[PROBLEM DESCRIPTION] Search the material for the word "samples" and copy each line that holds it.

______

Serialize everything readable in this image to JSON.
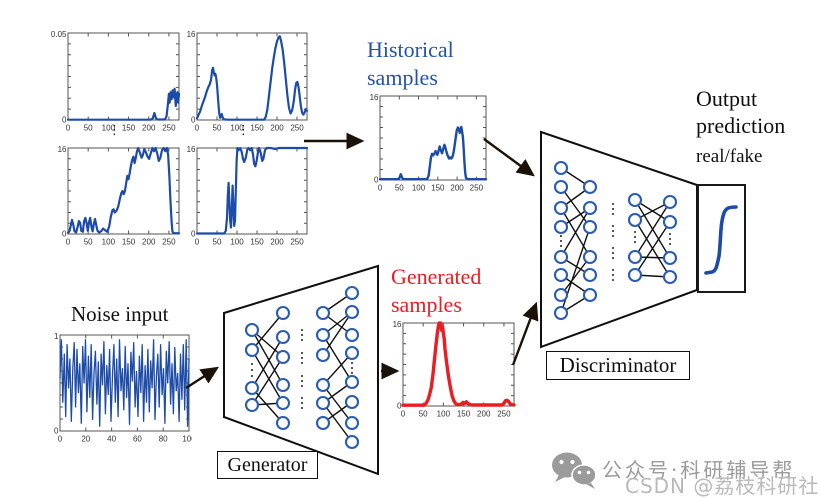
{
  "labels": {
    "historical_line1": "Historical",
    "historical_line2": "samples",
    "generated_line1": "Generated",
    "generated_line2": "samples",
    "noise_input": "Noise input",
    "generator": "Generator",
    "discriminator": "Discriminator",
    "output_line1": "Output",
    "output_line2": "prediction",
    "real_fake": "real/fake",
    "grid_ellipsis": "⋮"
  },
  "colors": {
    "series_blue": "#1d4ca8",
    "series_red": "#ec1c24",
    "node_stroke": "#2a5cb4",
    "axis": "#555555",
    "arrow": "#1a1208",
    "watermark_gray": "#9b9b9b",
    "watermark_light": "#b9b9b9"
  },
  "watermarks": {
    "wechat_text": "公众号·科研辅导帮",
    "csdn_text": "CSDN @荔枝科研社",
    "wechat_icon": "wechat-logo"
  },
  "plots": {
    "grid1": {
      "ymax_label": "0.05",
      "ymin_label": "0",
      "ymax": 0.05,
      "xmax": 275,
      "xtick_values": [
        0,
        50,
        100,
        150,
        200,
        250
      ],
      "xtick_labels": [
        "0",
        "50",
        "100",
        "150",
        "200",
        "250"
      ],
      "color": "#1d4ca8",
      "line_width": 2.2,
      "points": [
        [
          0,
          0.0002
        ],
        [
          205,
          0.0002
        ],
        [
          210,
          0.001
        ],
        [
          214,
          0.004
        ],
        [
          218,
          0.001
        ],
        [
          222,
          0.0003
        ],
        [
          240,
          0.0003
        ],
        [
          244,
          0.002
        ],
        [
          247,
          0.008
        ],
        [
          250,
          0.015
        ],
        [
          252,
          0.01
        ],
        [
          254,
          0.016
        ],
        [
          257,
          0.012
        ],
        [
          259,
          0.017
        ],
        [
          262,
          0.013
        ],
        [
          264,
          0.018
        ],
        [
          267,
          0.008
        ],
        [
          269,
          0.014
        ],
        [
          271,
          0.016
        ],
        [
          273,
          0.01
        ],
        [
          275,
          0.015
        ]
      ]
    },
    "grid2": {
      "ymax_label": "16",
      "ymin_label": "0",
      "ymax": 16,
      "xmax": 275,
      "xtick_values": [
        0,
        50,
        100,
        150,
        200,
        250
      ],
      "xtick_labels": [
        "0",
        "50",
        "100",
        "150",
        "200",
        "250"
      ],
      "color": "#1d4ca8",
      "line_width": 2.2,
      "points": [
        [
          0,
          0.3
        ],
        [
          4,
          1
        ],
        [
          8,
          1.6
        ],
        [
          12,
          2.6
        ],
        [
          16,
          3.4
        ],
        [
          20,
          4.2
        ],
        [
          24,
          5.2
        ],
        [
          28,
          6
        ],
        [
          32,
          6.6
        ],
        [
          35,
          7.4
        ],
        [
          38,
          9.2
        ],
        [
          40,
          9.6
        ],
        [
          42,
          8.8
        ],
        [
          44,
          8.2
        ],
        [
          46,
          8.5
        ],
        [
          48,
          7.8
        ],
        [
          50,
          6.5
        ],
        [
          52,
          4.5
        ],
        [
          54,
          2.5
        ],
        [
          56,
          1
        ],
        [
          58,
          0.4
        ],
        [
          60,
          0.9
        ],
        [
          62,
          1.1
        ],
        [
          64,
          0.5
        ],
        [
          66,
          0.2
        ],
        [
          70,
          0.1
        ],
        [
          80,
          0.05
        ],
        [
          168,
          0.05
        ],
        [
          172,
          0.6
        ],
        [
          176,
          2
        ],
        [
          180,
          4.5
        ],
        [
          184,
          7
        ],
        [
          188,
          9.5
        ],
        [
          192,
          11.5
        ],
        [
          196,
          13.2
        ],
        [
          200,
          14.5
        ],
        [
          204,
          15.2
        ],
        [
          207,
          15.4
        ],
        [
          210,
          14.6
        ],
        [
          214,
          13
        ],
        [
          218,
          10.5
        ],
        [
          222,
          7.5
        ],
        [
          226,
          4.5
        ],
        [
          230,
          2.2
        ],
        [
          234,
          1.2
        ],
        [
          238,
          1.8
        ],
        [
          242,
          3.5
        ],
        [
          245,
          5.5
        ],
        [
          248,
          6.8
        ],
        [
          251,
          7
        ],
        [
          254,
          6
        ],
        [
          257,
          4.2
        ],
        [
          260,
          2.4
        ],
        [
          263,
          1.3
        ],
        [
          266,
          1
        ],
        [
          269,
          1.4
        ],
        [
          272,
          2
        ],
        [
          275,
          1.7
        ]
      ]
    },
    "grid3": {
      "ymax_label": "16",
      "ymin_label": "0",
      "ymax": 16,
      "xmax": 275,
      "xtick_values": [
        0,
        50,
        100,
        150,
        200,
        250
      ],
      "xtick_labels": [
        "0",
        "50",
        "100",
        "150",
        "200",
        "250"
      ],
      "color": "#1d4ca8",
      "line_width": 2.2,
      "points": [
        [
          0,
          0.2
        ],
        [
          4,
          0.6
        ],
        [
          7,
          1.6
        ],
        [
          10,
          2.6
        ],
        [
          13,
          1.8
        ],
        [
          16,
          0.5
        ],
        [
          20,
          0.3
        ],
        [
          24,
          1.4
        ],
        [
          27,
          2.4
        ],
        [
          30,
          2.1
        ],
        [
          33,
          0.6
        ],
        [
          37,
          0.4
        ],
        [
          40,
          2.4
        ],
        [
          43,
          3
        ],
        [
          46,
          2
        ],
        [
          49,
          0.6
        ],
        [
          52,
          2.2
        ],
        [
          55,
          3
        ],
        [
          58,
          1.4
        ],
        [
          61,
          0.5
        ],
        [
          64,
          1.8
        ],
        [
          67,
          2.8
        ],
        [
          70,
          1.6
        ],
        [
          73,
          0.6
        ],
        [
          77,
          0.3
        ],
        [
          82,
          0.5
        ],
        [
          87,
          1
        ],
        [
          92,
          0.7
        ],
        [
          97,
          0.4
        ],
        [
          102,
          1.4
        ],
        [
          106,
          3.2
        ],
        [
          110,
          4.4
        ],
        [
          113,
          4.6
        ],
        [
          116,
          4
        ],
        [
          120,
          4.3
        ],
        [
          124,
          5
        ],
        [
          128,
          6.4
        ],
        [
          132,
          7.6
        ],
        [
          135,
          8
        ],
        [
          138,
          7.4
        ],
        [
          141,
          8
        ],
        [
          144,
          9.4
        ],
        [
          147,
          10.8
        ],
        [
          150,
          10.2
        ],
        [
          153,
          11.4
        ],
        [
          156,
          12.8
        ],
        [
          159,
          13.8
        ],
        [
          162,
          14.4
        ],
        [
          165,
          13.2
        ],
        [
          168,
          14.2
        ],
        [
          171,
          15.4
        ],
        [
          174,
          16
        ],
        [
          178,
          15.2
        ],
        [
          182,
          14.2
        ],
        [
          185,
          14.6
        ],
        [
          189,
          15.8
        ],
        [
          193,
          15.2
        ],
        [
          197,
          14.4
        ],
        [
          201,
          14
        ],
        [
          205,
          15
        ],
        [
          209,
          16
        ],
        [
          213,
          15.4
        ],
        [
          217,
          16
        ],
        [
          221,
          15
        ],
        [
          225,
          13.6
        ],
        [
          229,
          14.2
        ],
        [
          233,
          15.6
        ],
        [
          237,
          16
        ],
        [
          241,
          15.4
        ],
        [
          245,
          16
        ],
        [
          248,
          14.8
        ],
        [
          251,
          11
        ],
        [
          254,
          6
        ],
        [
          257,
          2
        ],
        [
          259,
          0.4
        ],
        [
          262,
          0.15
        ],
        [
          275,
          0.15
        ]
      ]
    },
    "grid4": {
      "ymax_label": "16",
      "ymin_label": "0",
      "ymax": 16,
      "xmax": 275,
      "xtick_values": [
        0,
        50,
        100,
        150,
        200,
        250
      ],
      "xtick_labels": [
        "0",
        "50",
        "100",
        "150",
        "200",
        "250"
      ],
      "color": "#1d4ca8",
      "line_width": 2.2,
      "points": [
        [
          0,
          0.1
        ],
        [
          68,
          0.1
        ],
        [
          72,
          0.6
        ],
        [
          75,
          3
        ],
        [
          77,
          7
        ],
        [
          79,
          9.5
        ],
        [
          81,
          6
        ],
        [
          83,
          2.5
        ],
        [
          85,
          1.2
        ],
        [
          87,
          4.5
        ],
        [
          89,
          9
        ],
        [
          91,
          5
        ],
        [
          93,
          1.5
        ],
        [
          95,
          2.5
        ],
        [
          97,
          8
        ],
        [
          99,
          13.5
        ],
        [
          101,
          16
        ],
        [
          104,
          15.6
        ],
        [
          108,
          16
        ],
        [
          112,
          15.2
        ],
        [
          115,
          14
        ],
        [
          118,
          13.4
        ],
        [
          122,
          14.2
        ],
        [
          126,
          15.8
        ],
        [
          129,
          16
        ],
        [
          133,
          15.6
        ],
        [
          137,
          16
        ],
        [
          140,
          14.8
        ],
        [
          143,
          13
        ],
        [
          146,
          12.6
        ],
        [
          149,
          13.6
        ],
        [
          152,
          15
        ],
        [
          155,
          16
        ],
        [
          159,
          15.2
        ],
        [
          163,
          13.6
        ],
        [
          166,
          14
        ],
        [
          170,
          15.6
        ],
        [
          174,
          16
        ],
        [
          185,
          16
        ],
        [
          195,
          15.8
        ],
        [
          205,
          16
        ],
        [
          275,
          16
        ]
      ]
    },
    "historical": {
      "ymax_label": "16",
      "ymin_label": "0",
      "ymax": 16,
      "xmax": 275,
      "xtick_values": [
        0,
        50,
        100,
        150,
        200,
        250
      ],
      "xtick_labels": [
        "0",
        "50",
        "100",
        "150",
        "200",
        "250"
      ],
      "color": "#1d4ca8",
      "line_width": 2.4,
      "points": [
        [
          0,
          0.15
        ],
        [
          48,
          0.15
        ],
        [
          51,
          0.5
        ],
        [
          54,
          1.1
        ],
        [
          57,
          0.5
        ],
        [
          60,
          0.15
        ],
        [
          122,
          0.15
        ],
        [
          126,
          0.8
        ],
        [
          129,
          2.4
        ],
        [
          132,
          4.2
        ],
        [
          135,
          5
        ],
        [
          138,
          4.7
        ],
        [
          141,
          5
        ],
        [
          144,
          5.5
        ],
        [
          146,
          5.1
        ],
        [
          149,
          4.8
        ],
        [
          152,
          5.6
        ],
        [
          155,
          6.4
        ],
        [
          158,
          5.6
        ],
        [
          161,
          5.1
        ],
        [
          164,
          5.9
        ],
        [
          167,
          6.7
        ],
        [
          170,
          6.1
        ],
        [
          173,
          5.2
        ],
        [
          176,
          4.6
        ],
        [
          179,
          4.1
        ],
        [
          182,
          4.3
        ],
        [
          185,
          4.1
        ],
        [
          188,
          4.4
        ],
        [
          191,
          5.3
        ],
        [
          194,
          6.8
        ],
        [
          197,
          8.3
        ],
        [
          199,
          9.4
        ],
        [
          202,
          10
        ],
        [
          205,
          9.5
        ],
        [
          207,
          9
        ],
        [
          209,
          9.8
        ],
        [
          211,
          10.1
        ],
        [
          213,
          9.2
        ],
        [
          215,
          8.2
        ],
        [
          217,
          6.2
        ],
        [
          219,
          3.5
        ],
        [
          221,
          1.4
        ],
        [
          223,
          0.4
        ],
        [
          228,
          0.15
        ],
        [
          275,
          0.15
        ]
      ]
    },
    "generated": {
      "ymax_label": "16",
      "ymin_label": "0",
      "ymax": 16,
      "xmax": 275,
      "xtick_values": [
        0,
        50,
        100,
        150,
        200,
        250
      ],
      "xtick_labels": [
        "0",
        "50",
        "100",
        "150",
        "200",
        "250"
      ],
      "color": "#ec1c24",
      "line_width": 3.4,
      "points": [
        [
          0,
          0.15
        ],
        [
          52,
          0.15
        ],
        [
          57,
          0.5
        ],
        [
          62,
          1.2
        ],
        [
          66,
          2.2
        ],
        [
          70,
          3.6
        ],
        [
          74,
          6
        ],
        [
          78,
          9
        ],
        [
          82,
          12
        ],
        [
          85,
          14
        ],
        [
          88,
          15.5
        ],
        [
          90,
          16
        ],
        [
          92,
          15.4
        ],
        [
          94,
          16
        ],
        [
          96,
          14.6
        ],
        [
          98,
          15.2
        ],
        [
          100,
          14
        ],
        [
          102,
          13
        ],
        [
          104,
          11
        ],
        [
          107,
          9
        ],
        [
          110,
          7.2
        ],
        [
          113,
          5.6
        ],
        [
          116,
          4.2
        ],
        [
          119,
          3
        ],
        [
          122,
          1.9
        ],
        [
          126,
          1
        ],
        [
          130,
          0.5
        ],
        [
          134,
          0.3
        ],
        [
          140,
          0.25
        ],
        [
          145,
          0.4
        ],
        [
          149,
          0.7
        ],
        [
          153,
          0.5
        ],
        [
          157,
          0.8
        ],
        [
          161,
          0.5
        ],
        [
          165,
          0.3
        ],
        [
          170,
          0.2
        ],
        [
          178,
          0.2
        ],
        [
          245,
          0.2
        ],
        [
          250,
          0.5
        ],
        [
          254,
          1
        ],
        [
          258,
          1.1
        ],
        [
          262,
          0.8
        ],
        [
          266,
          0.35
        ],
        [
          275,
          0.2
        ]
      ]
    },
    "noise": {
      "ymax_label": "1",
      "ymin_label": "0",
      "ymax": 1,
      "xmax": 100,
      "xtick_values": [
        0,
        20,
        40,
        60,
        80,
        100
      ],
      "xtick_labels": [
        "0",
        "20",
        "40",
        "60",
        "80",
        "100"
      ],
      "color": "#1d4ca8",
      "line_width": 1.3,
      "values": [
        0.55,
        0.95,
        0.3,
        0.8,
        0.15,
        0.9,
        0.45,
        0.75,
        0.1,
        0.65,
        0.92,
        0.25,
        0.85,
        0.4,
        0.7,
        0.08,
        0.88,
        0.5,
        0.95,
        0.2,
        0.78,
        0.35,
        0.9,
        0.12,
        0.6,
        0.83,
        0.28,
        0.72,
        0.05,
        0.8,
        0.48,
        0.93,
        0.18,
        0.68,
        0.38,
        0.85,
        0.1,
        0.58,
        0.9,
        0.3,
        0.75,
        0.15,
        0.95,
        0.42,
        0.65,
        0.22,
        0.88,
        0.35,
        0.7,
        0.07,
        0.82,
        0.52,
        0.92,
        0.25,
        0.62,
        0.15,
        0.78,
        0.4,
        0.9,
        0.1,
        0.68,
        0.3,
        0.85,
        0.2,
        0.73,
        0.45,
        0.95,
        0.12,
        0.57,
        0.8,
        0.25,
        0.9,
        0.38,
        0.65,
        0.08,
        0.83,
        0.5,
        0.93,
        0.28,
        0.7,
        0.18,
        0.87,
        0.42,
        0.6,
        0.1,
        0.8,
        0.33,
        0.9,
        0.22,
        0.95,
        0.05,
        0.75
      ]
    }
  }
}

______

[SOLUTION TO THIS TASK]
    "historical_line2": "samples",
    "generated_line2": "samples",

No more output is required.